Part of a data file:
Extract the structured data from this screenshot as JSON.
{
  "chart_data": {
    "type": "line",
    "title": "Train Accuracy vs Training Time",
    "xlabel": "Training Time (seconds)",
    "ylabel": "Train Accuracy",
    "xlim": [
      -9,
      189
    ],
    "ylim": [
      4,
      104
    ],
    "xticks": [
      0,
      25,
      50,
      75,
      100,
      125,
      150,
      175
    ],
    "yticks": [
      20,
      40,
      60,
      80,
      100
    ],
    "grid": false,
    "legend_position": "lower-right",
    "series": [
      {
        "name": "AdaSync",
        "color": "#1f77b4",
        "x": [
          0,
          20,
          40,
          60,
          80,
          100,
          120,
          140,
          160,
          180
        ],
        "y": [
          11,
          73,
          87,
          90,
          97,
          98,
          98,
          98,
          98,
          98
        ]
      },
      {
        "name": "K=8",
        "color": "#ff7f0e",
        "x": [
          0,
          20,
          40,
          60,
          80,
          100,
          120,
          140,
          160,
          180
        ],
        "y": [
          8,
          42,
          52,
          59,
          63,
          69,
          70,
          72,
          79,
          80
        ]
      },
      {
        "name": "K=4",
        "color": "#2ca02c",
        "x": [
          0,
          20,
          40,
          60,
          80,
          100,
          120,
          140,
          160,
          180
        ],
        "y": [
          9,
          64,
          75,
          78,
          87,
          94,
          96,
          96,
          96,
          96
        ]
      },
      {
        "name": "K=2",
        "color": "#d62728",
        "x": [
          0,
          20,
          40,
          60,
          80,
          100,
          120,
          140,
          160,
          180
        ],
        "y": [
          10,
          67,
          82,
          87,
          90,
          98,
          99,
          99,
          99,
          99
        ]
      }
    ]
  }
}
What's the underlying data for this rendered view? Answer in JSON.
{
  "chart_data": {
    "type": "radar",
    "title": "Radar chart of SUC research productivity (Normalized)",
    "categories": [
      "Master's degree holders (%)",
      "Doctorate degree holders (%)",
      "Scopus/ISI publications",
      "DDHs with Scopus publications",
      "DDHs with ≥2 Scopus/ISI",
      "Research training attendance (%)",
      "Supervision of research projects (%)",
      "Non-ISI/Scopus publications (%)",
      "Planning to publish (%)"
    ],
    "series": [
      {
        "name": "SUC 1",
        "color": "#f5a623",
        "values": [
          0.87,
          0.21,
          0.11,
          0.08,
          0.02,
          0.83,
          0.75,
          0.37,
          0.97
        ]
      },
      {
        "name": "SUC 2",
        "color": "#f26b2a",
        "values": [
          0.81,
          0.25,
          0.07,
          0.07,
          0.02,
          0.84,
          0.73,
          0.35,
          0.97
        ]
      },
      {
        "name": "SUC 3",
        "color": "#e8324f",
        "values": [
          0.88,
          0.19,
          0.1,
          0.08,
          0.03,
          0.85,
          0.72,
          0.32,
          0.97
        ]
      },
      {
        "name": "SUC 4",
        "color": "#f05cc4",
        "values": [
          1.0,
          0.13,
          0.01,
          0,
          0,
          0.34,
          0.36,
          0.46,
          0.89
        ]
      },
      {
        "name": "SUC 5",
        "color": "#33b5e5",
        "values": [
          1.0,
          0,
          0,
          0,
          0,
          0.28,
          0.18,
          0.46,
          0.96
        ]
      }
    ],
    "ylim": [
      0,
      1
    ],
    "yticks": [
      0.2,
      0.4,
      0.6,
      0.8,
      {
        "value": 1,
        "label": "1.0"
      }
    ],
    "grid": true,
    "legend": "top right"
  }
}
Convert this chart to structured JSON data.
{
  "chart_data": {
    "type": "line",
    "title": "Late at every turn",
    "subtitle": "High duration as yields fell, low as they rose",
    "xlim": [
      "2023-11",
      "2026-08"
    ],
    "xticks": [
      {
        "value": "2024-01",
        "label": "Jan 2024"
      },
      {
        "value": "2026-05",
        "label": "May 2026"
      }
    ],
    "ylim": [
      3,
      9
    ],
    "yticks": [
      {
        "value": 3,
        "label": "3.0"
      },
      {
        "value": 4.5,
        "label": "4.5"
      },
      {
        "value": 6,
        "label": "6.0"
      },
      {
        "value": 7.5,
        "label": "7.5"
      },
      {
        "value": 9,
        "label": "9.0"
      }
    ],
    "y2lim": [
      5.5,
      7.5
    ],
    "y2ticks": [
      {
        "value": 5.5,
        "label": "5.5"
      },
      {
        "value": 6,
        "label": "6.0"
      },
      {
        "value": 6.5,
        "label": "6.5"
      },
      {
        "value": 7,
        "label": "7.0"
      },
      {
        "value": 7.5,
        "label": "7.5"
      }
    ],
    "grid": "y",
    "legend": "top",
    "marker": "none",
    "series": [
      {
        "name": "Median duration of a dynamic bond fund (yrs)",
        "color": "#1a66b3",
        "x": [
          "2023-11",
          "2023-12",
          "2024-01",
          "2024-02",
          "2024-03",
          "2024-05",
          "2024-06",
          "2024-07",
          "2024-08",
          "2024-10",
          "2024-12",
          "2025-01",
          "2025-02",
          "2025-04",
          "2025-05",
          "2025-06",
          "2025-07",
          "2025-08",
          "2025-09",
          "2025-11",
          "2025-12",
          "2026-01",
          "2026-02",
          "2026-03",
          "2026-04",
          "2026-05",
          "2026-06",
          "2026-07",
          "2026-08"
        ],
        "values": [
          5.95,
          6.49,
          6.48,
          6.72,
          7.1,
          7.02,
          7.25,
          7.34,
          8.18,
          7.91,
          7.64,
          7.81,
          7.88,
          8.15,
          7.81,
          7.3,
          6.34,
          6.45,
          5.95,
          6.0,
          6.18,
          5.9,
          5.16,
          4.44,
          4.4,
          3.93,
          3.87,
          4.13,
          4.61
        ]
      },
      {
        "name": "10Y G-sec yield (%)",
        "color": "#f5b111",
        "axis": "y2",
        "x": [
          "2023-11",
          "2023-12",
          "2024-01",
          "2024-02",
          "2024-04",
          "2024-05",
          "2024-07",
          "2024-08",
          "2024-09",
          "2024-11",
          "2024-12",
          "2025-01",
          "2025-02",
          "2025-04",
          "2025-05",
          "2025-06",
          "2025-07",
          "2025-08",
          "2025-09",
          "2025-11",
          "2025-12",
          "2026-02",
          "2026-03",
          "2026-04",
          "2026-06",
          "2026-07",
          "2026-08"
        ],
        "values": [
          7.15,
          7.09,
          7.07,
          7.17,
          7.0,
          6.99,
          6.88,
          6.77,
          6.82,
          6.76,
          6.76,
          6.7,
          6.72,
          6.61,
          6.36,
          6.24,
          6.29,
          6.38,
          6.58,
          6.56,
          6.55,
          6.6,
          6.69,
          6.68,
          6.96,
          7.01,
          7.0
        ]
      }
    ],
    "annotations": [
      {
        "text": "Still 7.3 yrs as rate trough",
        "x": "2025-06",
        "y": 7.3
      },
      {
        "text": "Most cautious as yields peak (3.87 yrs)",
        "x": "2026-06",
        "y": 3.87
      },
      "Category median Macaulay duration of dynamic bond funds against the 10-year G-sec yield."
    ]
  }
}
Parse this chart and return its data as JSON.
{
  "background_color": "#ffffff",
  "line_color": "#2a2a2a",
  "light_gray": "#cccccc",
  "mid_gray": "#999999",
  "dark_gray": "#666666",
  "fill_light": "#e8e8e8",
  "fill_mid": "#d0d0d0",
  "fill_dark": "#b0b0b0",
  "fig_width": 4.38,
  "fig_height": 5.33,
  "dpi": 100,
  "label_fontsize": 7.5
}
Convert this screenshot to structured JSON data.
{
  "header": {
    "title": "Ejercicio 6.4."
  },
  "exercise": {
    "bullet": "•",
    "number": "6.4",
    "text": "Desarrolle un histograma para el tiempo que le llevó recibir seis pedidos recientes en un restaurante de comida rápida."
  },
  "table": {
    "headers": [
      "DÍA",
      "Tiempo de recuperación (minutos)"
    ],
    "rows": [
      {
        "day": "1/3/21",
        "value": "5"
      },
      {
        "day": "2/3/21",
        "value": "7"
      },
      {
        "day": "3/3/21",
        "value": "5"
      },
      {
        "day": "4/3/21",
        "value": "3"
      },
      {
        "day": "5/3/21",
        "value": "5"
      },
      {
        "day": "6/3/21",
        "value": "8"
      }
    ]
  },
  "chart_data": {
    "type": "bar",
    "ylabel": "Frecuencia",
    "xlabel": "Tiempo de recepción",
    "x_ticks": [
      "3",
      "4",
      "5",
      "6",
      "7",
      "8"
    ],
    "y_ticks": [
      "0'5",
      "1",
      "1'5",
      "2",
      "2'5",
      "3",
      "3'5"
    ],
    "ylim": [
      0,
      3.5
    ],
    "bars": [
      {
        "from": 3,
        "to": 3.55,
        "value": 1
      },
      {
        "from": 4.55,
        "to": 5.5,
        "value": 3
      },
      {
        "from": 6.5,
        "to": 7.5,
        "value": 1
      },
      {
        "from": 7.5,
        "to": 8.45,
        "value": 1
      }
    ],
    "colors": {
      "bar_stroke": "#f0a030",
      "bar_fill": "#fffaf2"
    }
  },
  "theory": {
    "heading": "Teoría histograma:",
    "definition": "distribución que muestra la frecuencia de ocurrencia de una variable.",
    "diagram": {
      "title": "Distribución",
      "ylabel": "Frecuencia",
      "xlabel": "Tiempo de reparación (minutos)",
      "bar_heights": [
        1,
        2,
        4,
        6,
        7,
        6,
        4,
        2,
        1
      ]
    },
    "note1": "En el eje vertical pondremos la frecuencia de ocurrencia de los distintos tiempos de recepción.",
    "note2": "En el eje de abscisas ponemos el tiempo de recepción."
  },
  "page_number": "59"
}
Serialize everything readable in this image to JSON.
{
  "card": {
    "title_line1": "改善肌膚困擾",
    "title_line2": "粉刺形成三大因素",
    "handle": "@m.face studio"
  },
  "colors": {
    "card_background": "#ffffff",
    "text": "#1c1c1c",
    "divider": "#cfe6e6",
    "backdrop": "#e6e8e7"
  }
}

> _Problem to work on_: Filter out every line that lacks the word "xlabel", and copy the rest.

> _In response_:
    "xlabel": "Training Time (seconds)",
    "xlabel": "Tiempo de recepción",
      "xlabel": "Tiempo de reparación (minutos)",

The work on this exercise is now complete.